▸ EXERCISE DIRECTIONS: Scan the records and identify every line in which the string "провязывается" occurs, then return those lines.

▸ DATASET ENTRIES:
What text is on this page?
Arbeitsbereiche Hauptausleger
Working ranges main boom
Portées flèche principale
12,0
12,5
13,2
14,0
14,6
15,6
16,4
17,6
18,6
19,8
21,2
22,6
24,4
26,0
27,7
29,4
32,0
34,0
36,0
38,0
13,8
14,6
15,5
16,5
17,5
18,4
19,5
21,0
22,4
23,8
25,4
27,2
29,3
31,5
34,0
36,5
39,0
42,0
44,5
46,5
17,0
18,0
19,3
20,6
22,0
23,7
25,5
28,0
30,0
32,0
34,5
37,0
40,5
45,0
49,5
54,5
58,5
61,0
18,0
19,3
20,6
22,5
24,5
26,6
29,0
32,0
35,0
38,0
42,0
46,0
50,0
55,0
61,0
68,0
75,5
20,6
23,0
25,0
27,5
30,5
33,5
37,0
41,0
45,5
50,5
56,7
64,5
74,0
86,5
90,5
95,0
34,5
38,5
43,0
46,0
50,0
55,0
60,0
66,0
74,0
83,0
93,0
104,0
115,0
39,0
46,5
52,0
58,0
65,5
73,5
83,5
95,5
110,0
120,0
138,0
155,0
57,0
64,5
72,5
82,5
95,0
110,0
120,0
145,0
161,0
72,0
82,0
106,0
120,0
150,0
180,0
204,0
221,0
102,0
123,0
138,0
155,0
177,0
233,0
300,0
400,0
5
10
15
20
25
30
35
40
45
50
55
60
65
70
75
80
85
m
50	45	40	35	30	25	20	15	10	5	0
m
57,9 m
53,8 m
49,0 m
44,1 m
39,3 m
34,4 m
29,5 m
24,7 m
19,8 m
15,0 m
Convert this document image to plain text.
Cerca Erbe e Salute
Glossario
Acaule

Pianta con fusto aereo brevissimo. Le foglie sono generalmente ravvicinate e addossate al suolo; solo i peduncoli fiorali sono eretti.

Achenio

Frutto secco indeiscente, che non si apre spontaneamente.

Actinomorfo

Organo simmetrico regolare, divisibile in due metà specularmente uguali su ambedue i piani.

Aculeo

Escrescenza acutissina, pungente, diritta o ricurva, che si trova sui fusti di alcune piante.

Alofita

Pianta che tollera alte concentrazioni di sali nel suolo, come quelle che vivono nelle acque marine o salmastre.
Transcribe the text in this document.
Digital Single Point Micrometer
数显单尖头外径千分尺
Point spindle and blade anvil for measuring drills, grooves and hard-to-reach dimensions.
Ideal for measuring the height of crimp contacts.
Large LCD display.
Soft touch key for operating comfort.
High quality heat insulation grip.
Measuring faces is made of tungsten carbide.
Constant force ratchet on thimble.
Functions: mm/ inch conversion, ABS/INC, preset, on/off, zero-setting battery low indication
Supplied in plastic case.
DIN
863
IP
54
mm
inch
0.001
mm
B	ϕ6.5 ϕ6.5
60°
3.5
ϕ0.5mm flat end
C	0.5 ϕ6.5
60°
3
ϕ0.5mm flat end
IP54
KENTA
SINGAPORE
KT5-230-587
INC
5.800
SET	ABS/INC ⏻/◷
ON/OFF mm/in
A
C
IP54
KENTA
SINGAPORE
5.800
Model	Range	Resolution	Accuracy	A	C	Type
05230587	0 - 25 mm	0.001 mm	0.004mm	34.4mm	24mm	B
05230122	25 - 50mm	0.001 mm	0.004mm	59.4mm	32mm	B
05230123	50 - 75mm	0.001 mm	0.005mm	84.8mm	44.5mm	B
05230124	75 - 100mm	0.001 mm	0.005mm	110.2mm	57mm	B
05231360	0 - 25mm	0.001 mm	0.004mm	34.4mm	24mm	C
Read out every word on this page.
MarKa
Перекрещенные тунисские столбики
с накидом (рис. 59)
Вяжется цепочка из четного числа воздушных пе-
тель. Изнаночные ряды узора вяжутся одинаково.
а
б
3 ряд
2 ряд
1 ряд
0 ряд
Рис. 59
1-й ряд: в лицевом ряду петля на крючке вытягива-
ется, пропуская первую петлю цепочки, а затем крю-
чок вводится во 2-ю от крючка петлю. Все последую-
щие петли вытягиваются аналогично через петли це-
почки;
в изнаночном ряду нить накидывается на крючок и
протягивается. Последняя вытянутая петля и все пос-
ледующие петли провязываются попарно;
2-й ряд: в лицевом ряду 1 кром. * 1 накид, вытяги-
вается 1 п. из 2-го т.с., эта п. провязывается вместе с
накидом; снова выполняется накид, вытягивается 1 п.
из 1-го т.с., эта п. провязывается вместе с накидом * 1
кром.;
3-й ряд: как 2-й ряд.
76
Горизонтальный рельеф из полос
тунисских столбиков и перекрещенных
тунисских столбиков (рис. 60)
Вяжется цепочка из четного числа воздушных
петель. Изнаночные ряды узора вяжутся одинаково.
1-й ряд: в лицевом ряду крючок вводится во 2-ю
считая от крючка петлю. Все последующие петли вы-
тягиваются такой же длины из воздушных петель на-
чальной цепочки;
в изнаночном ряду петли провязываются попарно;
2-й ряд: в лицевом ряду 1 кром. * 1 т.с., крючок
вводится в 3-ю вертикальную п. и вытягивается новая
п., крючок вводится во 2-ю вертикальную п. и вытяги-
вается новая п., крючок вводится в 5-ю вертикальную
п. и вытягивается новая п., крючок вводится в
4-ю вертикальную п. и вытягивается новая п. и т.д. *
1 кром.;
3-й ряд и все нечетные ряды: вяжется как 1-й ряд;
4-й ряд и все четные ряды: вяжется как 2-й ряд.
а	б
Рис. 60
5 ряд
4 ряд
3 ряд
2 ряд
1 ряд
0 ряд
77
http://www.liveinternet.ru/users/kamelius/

▸ OUTPUT:
вается 1 п. из 2-го т.с., эта п. провязывается вместе с
из 1-го т.с., эта п. провязывается вместе с накидом * 1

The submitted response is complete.